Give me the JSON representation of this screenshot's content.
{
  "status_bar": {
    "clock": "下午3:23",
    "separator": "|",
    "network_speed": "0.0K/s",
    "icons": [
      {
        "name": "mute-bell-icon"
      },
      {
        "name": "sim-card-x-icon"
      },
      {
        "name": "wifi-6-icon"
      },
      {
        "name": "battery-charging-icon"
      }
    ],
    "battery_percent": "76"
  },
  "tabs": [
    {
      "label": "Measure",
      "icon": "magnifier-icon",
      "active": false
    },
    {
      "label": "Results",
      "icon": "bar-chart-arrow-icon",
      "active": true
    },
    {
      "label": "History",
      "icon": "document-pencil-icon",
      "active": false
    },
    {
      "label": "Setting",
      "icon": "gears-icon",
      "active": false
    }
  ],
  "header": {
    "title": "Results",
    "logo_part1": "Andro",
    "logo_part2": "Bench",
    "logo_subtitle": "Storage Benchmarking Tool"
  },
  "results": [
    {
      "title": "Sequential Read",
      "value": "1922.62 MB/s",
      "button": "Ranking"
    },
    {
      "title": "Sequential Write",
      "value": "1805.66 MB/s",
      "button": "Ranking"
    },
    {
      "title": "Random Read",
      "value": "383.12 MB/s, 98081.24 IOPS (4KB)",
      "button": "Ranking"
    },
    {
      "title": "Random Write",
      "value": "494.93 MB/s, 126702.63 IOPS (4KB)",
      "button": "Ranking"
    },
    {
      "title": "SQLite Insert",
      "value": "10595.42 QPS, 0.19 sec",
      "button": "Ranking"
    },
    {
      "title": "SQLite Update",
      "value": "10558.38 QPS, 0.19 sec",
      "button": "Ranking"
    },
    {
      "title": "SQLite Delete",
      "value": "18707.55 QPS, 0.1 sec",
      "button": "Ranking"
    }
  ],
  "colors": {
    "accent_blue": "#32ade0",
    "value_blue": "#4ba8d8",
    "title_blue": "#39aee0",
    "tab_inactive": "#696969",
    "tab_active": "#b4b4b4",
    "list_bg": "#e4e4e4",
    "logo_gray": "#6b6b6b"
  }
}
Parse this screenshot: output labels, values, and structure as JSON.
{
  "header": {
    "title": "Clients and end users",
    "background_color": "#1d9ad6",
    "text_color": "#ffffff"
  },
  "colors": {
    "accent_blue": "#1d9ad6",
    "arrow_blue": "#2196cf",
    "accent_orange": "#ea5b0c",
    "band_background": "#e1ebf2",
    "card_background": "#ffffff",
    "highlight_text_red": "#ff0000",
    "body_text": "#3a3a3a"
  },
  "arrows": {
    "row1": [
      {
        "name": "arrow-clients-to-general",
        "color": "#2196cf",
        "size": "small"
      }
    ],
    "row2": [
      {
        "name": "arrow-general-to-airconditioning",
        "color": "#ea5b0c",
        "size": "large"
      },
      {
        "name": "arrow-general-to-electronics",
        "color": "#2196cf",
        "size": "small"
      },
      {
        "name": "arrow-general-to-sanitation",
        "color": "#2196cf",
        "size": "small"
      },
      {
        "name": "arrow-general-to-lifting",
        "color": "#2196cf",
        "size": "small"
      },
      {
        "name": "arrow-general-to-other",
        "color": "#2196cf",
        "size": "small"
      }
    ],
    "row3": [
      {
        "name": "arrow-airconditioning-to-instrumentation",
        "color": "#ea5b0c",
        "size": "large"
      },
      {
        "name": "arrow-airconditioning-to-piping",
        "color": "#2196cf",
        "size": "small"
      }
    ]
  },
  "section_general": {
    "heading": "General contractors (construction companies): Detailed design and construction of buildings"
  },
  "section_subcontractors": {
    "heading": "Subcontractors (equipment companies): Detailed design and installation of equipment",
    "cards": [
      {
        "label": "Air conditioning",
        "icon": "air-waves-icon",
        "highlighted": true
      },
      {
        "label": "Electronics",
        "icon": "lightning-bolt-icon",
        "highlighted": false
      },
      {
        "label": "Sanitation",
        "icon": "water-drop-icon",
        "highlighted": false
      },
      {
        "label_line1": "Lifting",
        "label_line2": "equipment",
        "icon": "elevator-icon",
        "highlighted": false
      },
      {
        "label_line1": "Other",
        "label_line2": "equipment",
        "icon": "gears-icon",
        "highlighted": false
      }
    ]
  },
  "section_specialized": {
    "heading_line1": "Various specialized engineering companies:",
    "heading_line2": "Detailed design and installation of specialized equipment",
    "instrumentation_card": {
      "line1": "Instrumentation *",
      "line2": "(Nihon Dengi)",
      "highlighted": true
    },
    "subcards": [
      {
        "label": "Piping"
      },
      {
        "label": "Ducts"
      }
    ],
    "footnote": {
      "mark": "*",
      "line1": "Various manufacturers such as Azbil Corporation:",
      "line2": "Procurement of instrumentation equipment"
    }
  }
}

DIRECTION
All of the entries should be written out again exactly.

RESPONSE TO THE EXERCISE
Give me the JSON representation of this screenshot's content.
{
  "status_bar": {
    "clock": "下午3:23",
    "separator": "|",
    "network_speed": "0.0K/s",
    "icons": [
      {
        "name": "mute-bell-icon"
      },
      {
        "name": "sim-card-x-icon"
      },
      {
        "name": "wifi-6-icon"
      },
      {
        "name": "battery-charging-icon"
      }
    ],
    "battery_percent": "76"
  },
  "tabs": [
    {
      "label": "Measure",
      "icon": "magnifier-icon",
      "active": false
    },
    {
      "label": "Results",
      "icon": "bar-chart-arrow-icon",
      "active": true
    },
    {
      "label": "History",
      "icon": "document-pencil-icon",
      "active": false
    },
    {
      "label": "Setting",
      "icon": "gears-icon",
      "active": false
    }
  ],
  "header": {
    "title": "Results",
    "logo_part1": "Andro",
    "logo_part2": "Bench",
    "logo_subtitle": "Storage Benchmarking Tool"
  },
  "results": [
    {
      "title": "Sequential Read",
      "value": "1922.62 MB/s",
      "button": "Ranking"
    },
    {
      "title": "Sequential Write",
      "value": "1805.66 MB/s",
      "button": "Ranking"
    },
    {
      "title": "Random Read",
      "value": "383.12 MB/s, 98081.24 IOPS (4KB)",
      "button": "Ranking"
    },
    {
      "title": "Random Write",
      "value": "494.93 MB/s, 126702.63 IOPS (4KB)",
      "button": "Ranking"
    },
    {
      "title": "SQLite Insert",
      "value": "10595.42 QPS, 0.19 sec",
      "button": "Ranking"
    },
    {
      "title": "SQLite Update",
      "value": "10558.38 QPS, 0.19 sec",
      "button": "Ranking"
    },
    {
      "title": "SQLite Delete",
      "value": "18707.55 QPS, 0.1 sec",
      "button": "Ranking"
    }
  ],
  "colors": {
    "accent_blue": "#32ade0",
    "value_blue": "#4ba8d8",
    "title_blue": "#39aee0",
    "tab_inactive": "#696969",
    "tab_active": "#b4b4b4",
    "list_bg": "#e4e4e4",
    "logo_gray": "#6b6b6b"
  }
}
Parse this screenshot: output labels, values, and structure as JSON.
{
  "header": {
    "title": "Clients and end users",
    "background_color": "#1d9ad6",
    "text_color": "#ffffff"
  },
  "colors": {
    "accent_blue": "#1d9ad6",
    "arrow_blue": "#2196cf",
    "accent_orange": "#ea5b0c",
    "band_background": "#e1ebf2",
    "card_background": "#ffffff",
    "highlight_text_red": "#ff0000",
    "body_text": "#3a3a3a"
  },
  "arrows": {
    "row1": [
      {
        "name": "arrow-clients-to-general",
        "color": "#2196cf",
        "size": "small"
      }
    ],
    "row2": [
      {
        "name": "arrow-general-to-airconditioning",
        "color": "#ea5b0c",
        "size": "large"
      },
      {
        "name": "arrow-general-to-electronics",
        "color": "#2196cf",
        "size": "small"
      },
      {
        "name": "arrow-general-to-sanitation",
        "color": "#2196cf",
        "size": "small"
      },
      {
        "name": "arrow-general-to-lifting",
        "color": "#2196cf",
        "size": "small"
      },
      {
        "name": "arrow-general-to-other",
        "color": "#2196cf",
        "size": "small"
      }
    ],
    "row3": [
      {
        "name": "arrow-airconditioning-to-instrumentation",
        "color": "#ea5b0c",
        "size": "large"
      },
      {
        "name": "arrow-airconditioning-to-piping",
        "color": "#2196cf",
        "size": "small"
      }
    ]
  },
  "section_general": {
    "heading": "General contractors (construction companies): Detailed design and construction of buildings"
  },
  "section_subcontractors": {
    "heading": "Subcontractors (equipment companies): Detailed design and installation of equipment",
    "cards": [
      {
        "label": "Air conditioning",
        "icon": "air-waves-icon",
        "highlighted": true
      },
      {
        "label": "Electronics",
        "icon": "lightning-bolt-icon",
        "highlighted": false
      },
      {
        "label": "Sanitation",
        "icon": "water-drop-icon",
        "highlighted": false
      },
      {
        "label_line1": "Lifting",
        "label_line2": "equipment",
        "icon": "elevator-icon",
        "highlighted": false
      },
      {
        "label_line1": "Other",
        "label_line2": "equipment",
        "icon": "gears-icon",
        "highlighted": false
      }
    ]
  },
  "section_specialized": {
    "heading_line1": "Various specialized engineering companies:",
    "heading_line2": "Detailed design and installation of specialized equipment",
    "instrumentation_card": {
      "line1": "Instrumentation *",
      "line2": "(Nihon Dengi)",
      "highlighted": true
    },
    "subcards": [
      {
        "label": "Piping"
      },
      {
        "label": "Ducts"
      }
    ],
    "footnote": {
      "mark": "*",
      "line1": "Various manufacturers such as Azbil Corporation:",
      "line2": "Procurement of instrumentation equipment"
    }
  }
}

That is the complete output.